▶ **Supplied records**
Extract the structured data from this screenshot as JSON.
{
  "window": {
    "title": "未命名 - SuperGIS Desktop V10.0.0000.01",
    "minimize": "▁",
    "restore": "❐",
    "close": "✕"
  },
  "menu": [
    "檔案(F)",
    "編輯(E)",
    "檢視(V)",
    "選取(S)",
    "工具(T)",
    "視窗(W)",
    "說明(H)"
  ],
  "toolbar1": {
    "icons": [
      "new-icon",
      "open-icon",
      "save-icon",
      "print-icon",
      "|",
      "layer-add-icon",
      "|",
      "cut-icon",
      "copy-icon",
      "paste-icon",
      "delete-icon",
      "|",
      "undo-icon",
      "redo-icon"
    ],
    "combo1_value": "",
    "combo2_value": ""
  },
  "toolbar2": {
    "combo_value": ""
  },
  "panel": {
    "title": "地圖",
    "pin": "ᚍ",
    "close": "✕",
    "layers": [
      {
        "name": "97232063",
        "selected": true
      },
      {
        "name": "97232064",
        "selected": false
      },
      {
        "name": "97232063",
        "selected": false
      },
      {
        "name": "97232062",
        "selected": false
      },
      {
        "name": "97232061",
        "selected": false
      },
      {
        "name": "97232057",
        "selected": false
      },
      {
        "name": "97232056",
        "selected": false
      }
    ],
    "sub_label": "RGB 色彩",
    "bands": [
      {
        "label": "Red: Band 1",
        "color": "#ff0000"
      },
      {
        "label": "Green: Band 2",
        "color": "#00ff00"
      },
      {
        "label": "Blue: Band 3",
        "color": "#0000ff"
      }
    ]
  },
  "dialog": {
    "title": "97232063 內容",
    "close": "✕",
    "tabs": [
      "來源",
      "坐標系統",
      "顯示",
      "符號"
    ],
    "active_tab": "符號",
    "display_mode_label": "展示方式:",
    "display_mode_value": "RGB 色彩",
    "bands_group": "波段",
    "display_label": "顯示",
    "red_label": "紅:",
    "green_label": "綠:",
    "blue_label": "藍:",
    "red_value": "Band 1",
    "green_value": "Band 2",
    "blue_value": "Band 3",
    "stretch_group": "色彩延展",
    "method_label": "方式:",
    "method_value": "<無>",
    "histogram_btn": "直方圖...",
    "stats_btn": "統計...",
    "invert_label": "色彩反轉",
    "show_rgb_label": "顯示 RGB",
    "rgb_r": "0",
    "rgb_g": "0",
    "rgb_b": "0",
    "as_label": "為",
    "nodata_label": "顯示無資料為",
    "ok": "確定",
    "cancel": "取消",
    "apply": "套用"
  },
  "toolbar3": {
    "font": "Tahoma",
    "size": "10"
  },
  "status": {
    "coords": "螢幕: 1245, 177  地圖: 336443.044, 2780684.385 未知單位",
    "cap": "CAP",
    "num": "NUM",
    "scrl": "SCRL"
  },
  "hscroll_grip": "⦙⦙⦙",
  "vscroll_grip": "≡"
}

▶ **Aim of the exercise**
Reproduce every line of the data verbatim.

▶ **Complete answer**
Extract the structured data from this screenshot as JSON.
{
  "window": {
    "title": "未命名 - SuperGIS Desktop V10.0.0000.01",
    "minimize": "▁",
    "restore": "❐",
    "close": "✕"
  },
  "menu": [
    "檔案(F)",
    "編輯(E)",
    "檢視(V)",
    "選取(S)",
    "工具(T)",
    "視窗(W)",
    "說明(H)"
  ],
  "toolbar1": {
    "icons": [
      "new-icon",
      "open-icon",
      "save-icon",
      "print-icon",
      "|",
      "layer-add-icon",
      "|",
      "cut-icon",
      "copy-icon",
      "paste-icon",
      "delete-icon",
      "|",
      "undo-icon",
      "redo-icon"
    ],
    "combo1_value": "",
    "combo2_value": ""
  },
  "toolbar2": {
    "combo_value": ""
  },
  "panel": {
    "title": "地圖",
    "pin": "ᚍ",
    "close": "✕",
    "layers": [
      {
        "name": "97232063",
        "selected": true
      },
      {
        "name": "97232064",
        "selected": false
      },
      {
        "name": "97232063",
        "selected": false
      },
      {
        "name": "97232062",
        "selected": false
      },
      {
        "name": "97232061",
        "selected": false
      },
      {
        "name": "97232057",
        "selected": false
      },
      {
        "name": "97232056",
        "selected": false
      }
    ],
    "sub_label": "RGB 色彩",
    "bands": [
      {
        "label": "Red: Band 1",
        "color": "#ff0000"
      },
      {
        "label": "Green: Band 2",
        "color": "#00ff00"
      },
      {
        "label": "Blue: Band 3",
        "color": "#0000ff"
      }
    ]
  },
  "dialog": {
    "title": "97232063 內容",
    "close": "✕",
    "tabs": [
      "來源",
      "坐標系統",
      "顯示",
      "符號"
    ],
    "active_tab": "符號",
    "display_mode_label": "展示方式:",
    "display_mode_value": "RGB 色彩",
    "bands_group": "波段",
    "display_label": "顯示",
    "red_label": "紅:",
    "green_label": "綠:",
    "blue_label": "藍:",
    "red_value": "Band 1",
    "green_value": "Band 2",
    "blue_value": "Band 3",
    "stretch_group": "色彩延展",
    "method_label": "方式:",
    "method_value": "<無>",
    "histogram_btn": "直方圖...",
    "stats_btn": "統計...",
    "invert_label": "色彩反轉",
    "show_rgb_label": "顯示 RGB",
    "rgb_r": "0",
    "rgb_g": "0",
    "rgb_b": "0",
    "as_label": "為",
    "nodata_label": "顯示無資料為",
    "ok": "確定",
    "cancel": "取消",
    "apply": "套用"
  },
  "toolbar3": {
    "font": "Tahoma",
    "size": "10"
  },
  "status": {
    "coords": "螢幕: 1245, 177  地圖: 336443.044, 2780684.385 未知單位",
    "cap": "CAP",
    "num": "NUM",
    "scrl": "SCRL"
  },
  "hscroll_grip": "⦙⦙⦙",
  "vscroll_grip": "≡"
}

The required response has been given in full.